• [Request] Scan the material for the word "Index", and copy each line where it shows up.

• [Data provided]
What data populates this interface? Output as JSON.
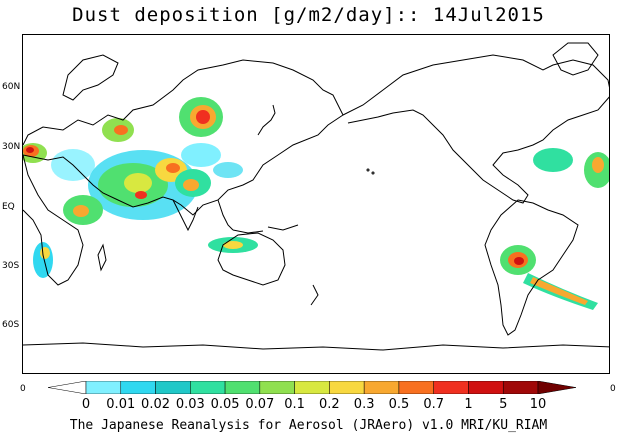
{
  "title": "Dust deposition [g/m2/day]:: 14Jul2015",
  "lat_labels": [
    "60N",
    "30N",
    "EQ",
    "30S",
    "60S"
  ],
  "colorbar": {
    "edge_left": "0",
    "edge_right": "0",
    "levels": [
      "0",
      "0.01",
      "0.02",
      "0.03",
      "0.05",
      "0.07",
      "0.1",
      "0.2",
      "0.3",
      "0.5",
      "0.7",
      "1",
      "5",
      "10"
    ],
    "colors": [
      "#ffffff",
      "#80f0ff",
      "#30d8f0",
      "#20c8c8",
      "#30e0a0",
      "#50e070",
      "#90e050",
      "#d8e840",
      "#f8d840",
      "#f8a830",
      "#f87020",
      "#f03020",
      "#d01010",
      "#a00808",
      "#700000"
    ]
  },
  "footer": "The Japanese Reanalysis for Aerosol (JRAero) v1.0 MRI/KU_RIAM"
}
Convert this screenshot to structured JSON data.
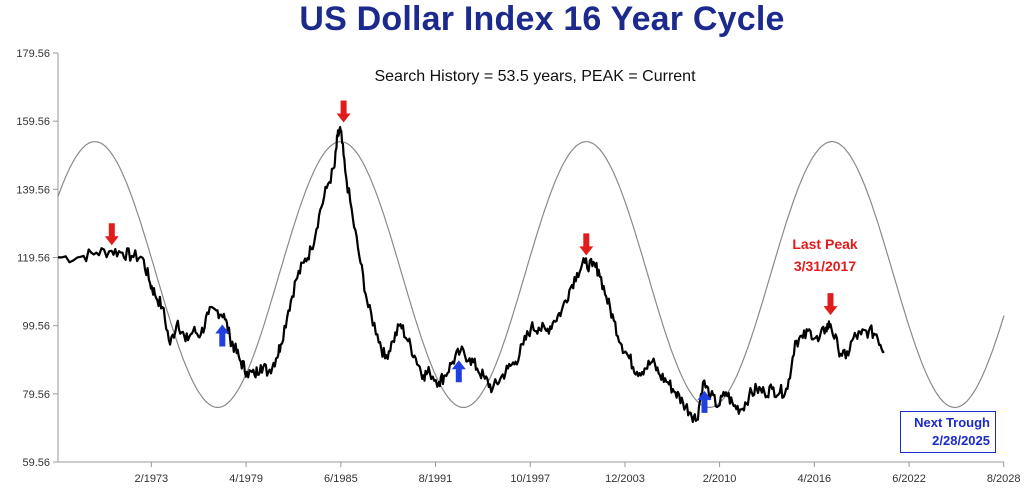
{
  "title": "US Dollar Index 16 Year Cycle",
  "subtitle": "Search History = 53.5 years, PEAK = Current",
  "last_peak": {
    "label": "Last Peak",
    "date": "3/31/2017"
  },
  "next_trough": {
    "label": "Next Trough",
    "date": "2/28/2025"
  },
  "colors": {
    "title": "#1b2a8c",
    "price": "#000000",
    "cycle": "#8a8a8a",
    "peak_arrow": "#e21b1b",
    "trough_arrow": "#1f3fe0",
    "trough_box": "#1b2acc"
  },
  "chart_data": {
    "type": "line",
    "title": "US Dollar Index 16 Year Cycle",
    "subtitle": "Search History = 53.5 years, PEAK = Current",
    "xlabel": "",
    "ylabel": "",
    "x_ticks": [
      "2/1973",
      "4/1979",
      "6/1985",
      "8/1991",
      "10/1997",
      "12/2003",
      "2/2010",
      "4/2016",
      "6/2022",
      "8/2028"
    ],
    "x_tick_years": [
      1973.08,
      1979.25,
      1985.42,
      1991.58,
      1997.75,
      2003.92,
      2010.08,
      2016.25,
      2022.42,
      2028.58
    ],
    "y_ticks": [
      "59.56",
      "79.56",
      "99.56",
      "119.56",
      "139.56",
      "159.56",
      "179.56"
    ],
    "xlim": [
      1967.0,
      2028.6
    ],
    "ylim": [
      59.56,
      179.56
    ],
    "grid": false,
    "series": [
      {
        "role": "price",
        "x": [
          1967.0,
          1968.5,
          1969.5,
          1970.5,
          1971.2,
          1971.8,
          1972.5,
          1973.0,
          1973.3,
          1973.8,
          1974.3,
          1974.8,
          1975.3,
          1975.8,
          1976.3,
          1976.8,
          1977.3,
          1977.8,
          1978.2,
          1978.5,
          1978.9,
          1979.3,
          1979.8,
          1980.2,
          1980.7,
          1981.2,
          1981.5,
          1982.0,
          1982.5,
          1983.0,
          1983.5,
          1984.0,
          1984.5,
          1985.0,
          1985.2,
          1985.4,
          1985.7,
          1986.2,
          1986.7,
          1987.2,
          1987.8,
          1988.3,
          1988.8,
          1989.3,
          1989.8,
          1990.3,
          1990.8,
          1991.2,
          1991.8,
          1992.2,
          1992.7,
          1993.2,
          1993.8,
          1994.3,
          1994.8,
          1995.3,
          1995.8,
          1996.3,
          1996.8,
          1997.3,
          1997.8,
          1998.3,
          1998.8,
          1999.3,
          1999.8,
          2000.3,
          2000.8,
          2001.3,
          2001.8,
          2002.2,
          2002.7,
          2003.2,
          2003.7,
          2004.2,
          2004.7,
          2005.2,
          2005.7,
          2006.2,
          2006.7,
          2007.2,
          2007.7,
          2008.2,
          2008.6,
          2009.0,
          2009.5,
          2010.0,
          2010.5,
          2011.0,
          2011.5,
          2012.0,
          2012.5,
          2013.0,
          2013.5,
          2014.0,
          2014.5,
          2015.0,
          2015.5,
          2016.0,
          2016.5,
          2017.0,
          2017.3,
          2017.8,
          2018.3,
          2018.8,
          2019.3,
          2019.8,
          2020.3,
          2020.8
        ],
        "values": [
          119.6,
          119.8,
          121.0,
          121.5,
          121.0,
          120.0,
          119.5,
          112.0,
          109.0,
          105.0,
          94.0,
          101.0,
          95.0,
          98.0,
          97.0,
          103.0,
          104.0,
          103.0,
          96.0,
          93.0,
          89.0,
          86.0,
          85.0,
          88.0,
          86.0,
          90.0,
          94.0,
          104.0,
          113.0,
          118.0,
          122.0,
          132.0,
          140.0,
          146.0,
          155.0,
          157.0,
          145.0,
          131.0,
          118.0,
          105.0,
          97.0,
          90.0,
          95.0,
          100.0,
          95.0,
          90.0,
          85.0,
          86.0,
          83.0,
          85.0,
          89.0,
          92.0,
          90.0,
          87.0,
          84.0,
          81.0,
          84.0,
          87.0,
          89.0,
          94.0,
          99.0,
          99.0,
          98.0,
          101.0,
          104.0,
          110.0,
          115.0,
          118.0,
          117.0,
          116.0,
          108.0,
          101.0,
          94.0,
          90.0,
          86.0,
          87.0,
          89.0,
          85.0,
          83.0,
          80.0,
          77.0,
          74.0,
          72.0,
          83.0,
          79.0,
          76.0,
          80.0,
          76.0,
          75.0,
          79.0,
          81.0,
          80.0,
          81.0,
          80.0,
          81.0,
          95.0,
          96.0,
          98.0,
          95.0,
          99.0,
          100.0,
          93.0,
          90.0,
          96.0,
          97.0,
          98.0,
          97.0,
          92.0
        ]
      },
      {
        "role": "cycle",
        "period_years": 16,
        "phase_peak_year": 1985.4,
        "amplitude": 39.0,
        "center": 114.56
      }
    ],
    "annotations": [
      {
        "type": "peak_arrow",
        "x": 1970.5,
        "y": 122.0
      },
      {
        "type": "peak_arrow",
        "x": 1985.6,
        "y": 158.0
      },
      {
        "type": "peak_arrow",
        "x": 2001.4,
        "y": 119.0
      },
      {
        "type": "peak_arrow",
        "x": 2017.3,
        "y": 101.5
      },
      {
        "type": "trough_arrow",
        "x": 1977.7,
        "y": 100.5
      },
      {
        "type": "trough_arrow",
        "x": 1993.1,
        "y": 90.0
      },
      {
        "type": "trough_arrow",
        "x": 2009.1,
        "y": 81.0
      }
    ]
  }
}
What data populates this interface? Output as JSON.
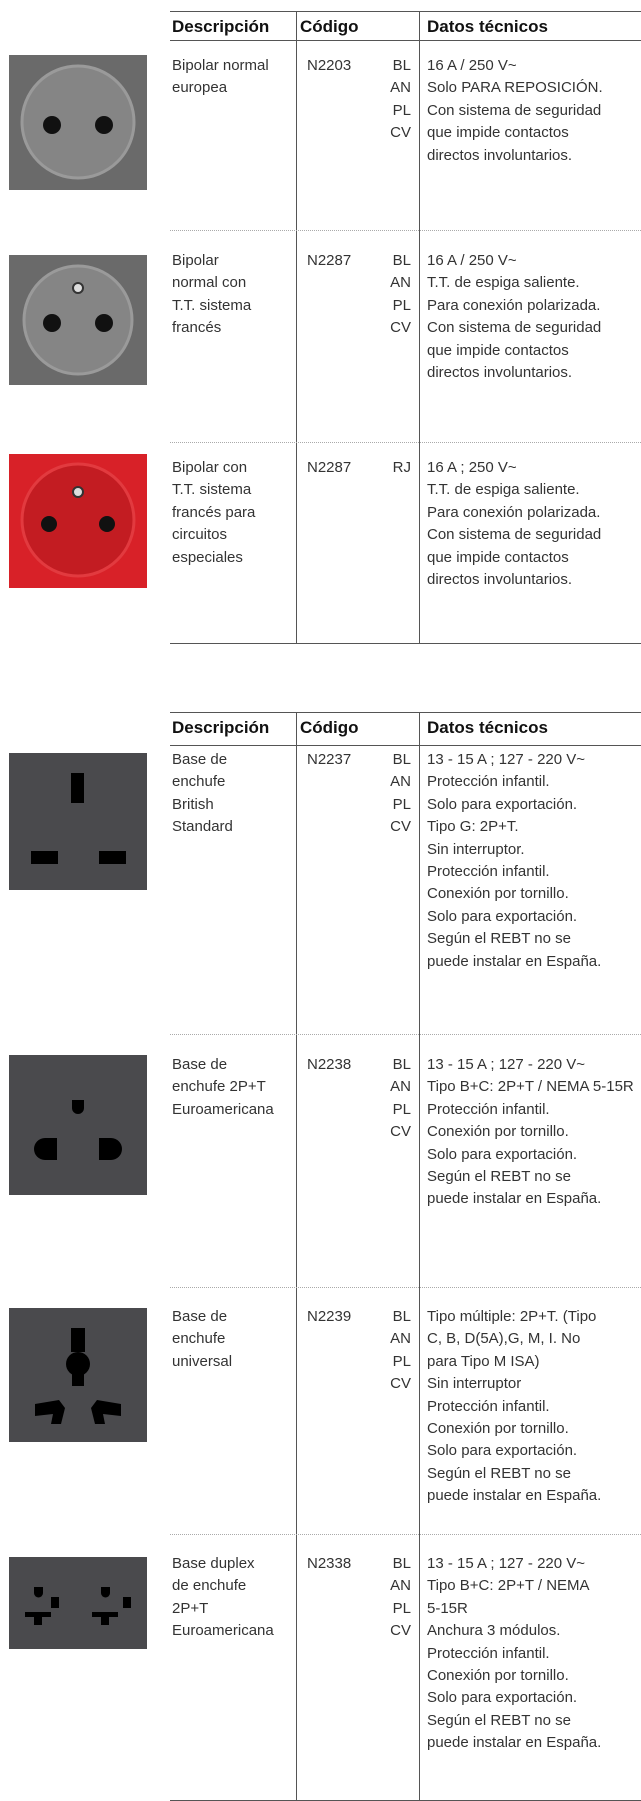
{
  "tables": [
    {
      "columns": [
        "Descripción",
        "Código",
        "Datos técnicos"
      ],
      "rows": [
        {
          "description": [
            "Bipolar normal",
            "europea"
          ],
          "code": "N2203",
          "colors": [
            "BL",
            "AN",
            "PL",
            "CV"
          ],
          "specs": [
            "16 A / 250 V~",
            "Solo PARA REPOSICIÓN.",
            "Con sistema de seguridad",
            "que impide contactos",
            "directos involuntarios."
          ]
        },
        {
          "description": [
            "Bipolar",
            "normal con",
            "T.T. sistema",
            "francés"
          ],
          "code": "N2287",
          "colors": [
            "BL",
            "AN",
            "PL",
            "CV"
          ],
          "specs": [
            "16 A / 250 V~",
            "T.T. de espiga saliente.",
            "Para conexión polarizada.",
            "Con sistema de seguridad",
            "que impide contactos",
            "directos involuntarios."
          ]
        },
        {
          "description": [
            "Bipolar con",
            "T.T. sistema",
            "francés para",
            "circuitos",
            "especiales"
          ],
          "code": "N2287",
          "colors": [
            "RJ"
          ],
          "specs": [
            "16 A ; 250 V~",
            "T.T. de espiga saliente.",
            "Para conexión polarizada.",
            "Con sistema de seguridad",
            "que impide contactos",
            "directos involuntarios."
          ]
        }
      ]
    },
    {
      "columns": [
        "Descripción",
        "Código",
        "Datos técnicos"
      ],
      "rows": [
        {
          "description": [
            "Base de",
            "enchufe",
            "British",
            "Standard"
          ],
          "code": "N2237",
          "colors": [
            "BL",
            "AN",
            "PL",
            "CV"
          ],
          "specs": [
            "13 - 15 A ; 127 - 220 V~",
            "Protección infantil.",
            "Solo para exportación.",
            "Tipo G: 2P+T.",
            "Sin interruptor.",
            "Protección infantil.",
            "Conexión por tornillo.",
            "Solo para exportación.",
            "Según el REBT no se",
            "puede instalar en España."
          ]
        },
        {
          "description": [
            "Base de",
            "enchufe 2P+T",
            "Euroamericana"
          ],
          "code": "N2238",
          "colors": [
            "BL",
            "AN",
            "PL",
            "CV"
          ],
          "specs": [
            "13 - 15 A ; 127 - 220 V~",
            "Tipo B+C: 2P+T / NEMA 5-15R",
            "Protección infantil.",
            "Conexión por tornillo.",
            "Solo para exportación.",
            "Según el REBT no se",
            "puede instalar en España."
          ]
        },
        {
          "description": [
            "Base de",
            "enchufe",
            "universal"
          ],
          "code": "N2239",
          "colors": [
            "BL",
            "AN",
            "PL",
            "CV"
          ],
          "specs": [
            "Tipo múltiple: 2P+T. (Tipo",
            "C, B, D(5A),G, M, I. No",
            "para Tipo M ISA)",
            "Sin interruptor",
            "Protección infantil.",
            "Conexión por tornillo.",
            "Solo para exportación.",
            "Según el REBT no se",
            "puede instalar en España."
          ]
        },
        {
          "description": [
            "Base duplex",
            "de enchufe",
            "2P+T",
            "Euroamericana"
          ],
          "code": "N2338",
          "colors": [
            "BL",
            "AN",
            "PL",
            "CV"
          ],
          "specs": [
            "13 - 15 A ; 127 - 220 V~",
            "Tipo B+C: 2P+T / NEMA",
            "5-15R",
            "Anchura 3 módulos.",
            "Protección infantil.",
            "Conexión por tornillo.",
            "Solo para exportación.",
            "Según el REBT no se",
            "puede instalar en España."
          ]
        }
      ]
    }
  ]
}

• [Correct output]
  "title": "US Dollar Index 16 Year Cycle",
    "title": "US Dollar Index 16 Year Cycle",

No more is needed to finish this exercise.